(A run of records)

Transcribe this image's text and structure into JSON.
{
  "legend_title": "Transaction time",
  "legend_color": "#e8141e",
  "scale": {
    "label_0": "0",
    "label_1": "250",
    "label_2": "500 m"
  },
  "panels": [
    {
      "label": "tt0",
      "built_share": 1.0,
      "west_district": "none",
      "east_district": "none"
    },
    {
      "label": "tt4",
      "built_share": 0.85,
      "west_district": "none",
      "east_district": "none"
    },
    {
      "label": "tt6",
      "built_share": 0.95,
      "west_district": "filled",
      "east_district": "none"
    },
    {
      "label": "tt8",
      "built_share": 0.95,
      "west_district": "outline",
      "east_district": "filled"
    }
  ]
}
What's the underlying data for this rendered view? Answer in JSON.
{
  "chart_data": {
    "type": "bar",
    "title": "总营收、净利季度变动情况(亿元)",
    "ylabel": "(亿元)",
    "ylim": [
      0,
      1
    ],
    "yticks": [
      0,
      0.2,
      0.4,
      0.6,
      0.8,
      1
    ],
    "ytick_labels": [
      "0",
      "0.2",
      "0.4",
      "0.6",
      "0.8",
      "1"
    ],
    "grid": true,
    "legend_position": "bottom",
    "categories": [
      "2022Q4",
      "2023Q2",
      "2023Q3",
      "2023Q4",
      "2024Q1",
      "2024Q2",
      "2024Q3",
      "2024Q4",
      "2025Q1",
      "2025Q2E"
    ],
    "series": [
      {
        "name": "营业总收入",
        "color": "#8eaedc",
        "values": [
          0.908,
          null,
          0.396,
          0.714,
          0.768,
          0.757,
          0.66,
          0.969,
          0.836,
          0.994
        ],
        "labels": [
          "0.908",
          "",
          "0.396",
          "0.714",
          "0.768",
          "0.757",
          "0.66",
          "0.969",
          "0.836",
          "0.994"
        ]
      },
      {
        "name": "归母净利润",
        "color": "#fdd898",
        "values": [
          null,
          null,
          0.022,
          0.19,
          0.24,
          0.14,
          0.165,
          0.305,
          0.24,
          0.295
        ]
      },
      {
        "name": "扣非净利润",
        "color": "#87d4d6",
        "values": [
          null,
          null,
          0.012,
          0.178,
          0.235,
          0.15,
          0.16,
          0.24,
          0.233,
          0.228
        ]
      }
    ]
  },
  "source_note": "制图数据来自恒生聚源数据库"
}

## THE REQUEST
Return the material in full, exactly as shown.

## CORRECT RESPONSE
Transcribe this image's text and structure into JSON.
{
  "legend_title": "Transaction time",
  "legend_color": "#e8141e",
  "scale": {
    "label_0": "0",
    "label_1": "250",
    "label_2": "500 m"
  },
  "panels": [
    {
      "label": "tt0",
      "built_share": 1.0,
      "west_district": "none",
      "east_district": "none"
    },
    {
      "label": "tt4",
      "built_share": 0.85,
      "west_district": "none",
      "east_district": "none"
    },
    {
      "label": "tt6",
      "built_share": 0.95,
      "west_district": "filled",
      "east_district": "none"
    },
    {
      "label": "tt8",
      "built_share": 0.95,
      "west_district": "outline",
      "east_district": "filled"
    }
  ]
}
What's the underlying data for this rendered view? Answer in JSON.
{
  "chart_data": {
    "type": "bar",
    "title": "总营收、净利季度变动情况(亿元)",
    "ylabel": "(亿元)",
    "ylim": [
      0,
      1
    ],
    "yticks": [
      0,
      0.2,
      0.4,
      0.6,
      0.8,
      1
    ],
    "ytick_labels": [
      "0",
      "0.2",
      "0.4",
      "0.6",
      "0.8",
      "1"
    ],
    "grid": true,
    "legend_position": "bottom",
    "categories": [
      "2022Q4",
      "2023Q2",
      "2023Q3",
      "2023Q4",
      "2024Q1",
      "2024Q2",
      "2024Q3",
      "2024Q4",
      "2025Q1",
      "2025Q2E"
    ],
    "series": [
      {
        "name": "营业总收入",
        "color": "#8eaedc",
        "values": [
          0.908,
          null,
          0.396,
          0.714,
          0.768,
          0.757,
          0.66,
          0.969,
          0.836,
          0.994
        ],
        "labels": [
          "0.908",
          "",
          "0.396",
          "0.714",
          "0.768",
          "0.757",
          "0.66",
          "0.969",
          "0.836",
          "0.994"
        ]
      },
      {
        "name": "归母净利润",
        "color": "#fdd898",
        "values": [
          null,
          null,
          0.022,
          0.19,
          0.24,
          0.14,
          0.165,
          0.305,
          0.24,
          0.295
        ]
      },
      {
        "name": "扣非净利润",
        "color": "#87d4d6",
        "values": [
          null,
          null,
          0.012,
          0.178,
          0.235,
          0.15,
          0.16,
          0.24,
          0.233,
          0.228
        ]
      }
    ]
  },
  "source_note": "制图数据来自恒生聚源数据库"
}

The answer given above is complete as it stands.